Each line containing the word "accommodations" needs to be copied.

╭─ SOURCE RECORDS

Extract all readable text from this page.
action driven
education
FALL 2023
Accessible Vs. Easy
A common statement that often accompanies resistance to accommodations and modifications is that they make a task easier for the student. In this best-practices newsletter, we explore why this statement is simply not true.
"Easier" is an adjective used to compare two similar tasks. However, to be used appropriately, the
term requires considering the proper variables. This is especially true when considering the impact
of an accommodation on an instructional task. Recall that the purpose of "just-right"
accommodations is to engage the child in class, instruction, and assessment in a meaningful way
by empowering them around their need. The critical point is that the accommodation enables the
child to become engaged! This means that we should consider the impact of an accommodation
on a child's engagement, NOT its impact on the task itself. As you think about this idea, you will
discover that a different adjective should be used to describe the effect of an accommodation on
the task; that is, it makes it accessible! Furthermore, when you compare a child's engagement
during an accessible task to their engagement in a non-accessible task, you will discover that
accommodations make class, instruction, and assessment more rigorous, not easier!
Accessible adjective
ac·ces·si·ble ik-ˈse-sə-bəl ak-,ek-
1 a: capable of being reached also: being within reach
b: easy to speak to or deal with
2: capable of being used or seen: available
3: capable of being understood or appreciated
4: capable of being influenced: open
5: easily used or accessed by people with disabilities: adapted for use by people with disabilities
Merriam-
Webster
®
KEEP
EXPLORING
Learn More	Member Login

╰─

● **RESULT BELOW**
A common statement that often accompanies resistance to accommodations and modifications is that they make a task easier for the student. In this best-practices newsletter, we explore why this statement is simply not true.
accommodations is to engage the child in class, instruction, and assessment in a meaningful way
accommodations make class, instruction, and assessment more rigorous, not easier!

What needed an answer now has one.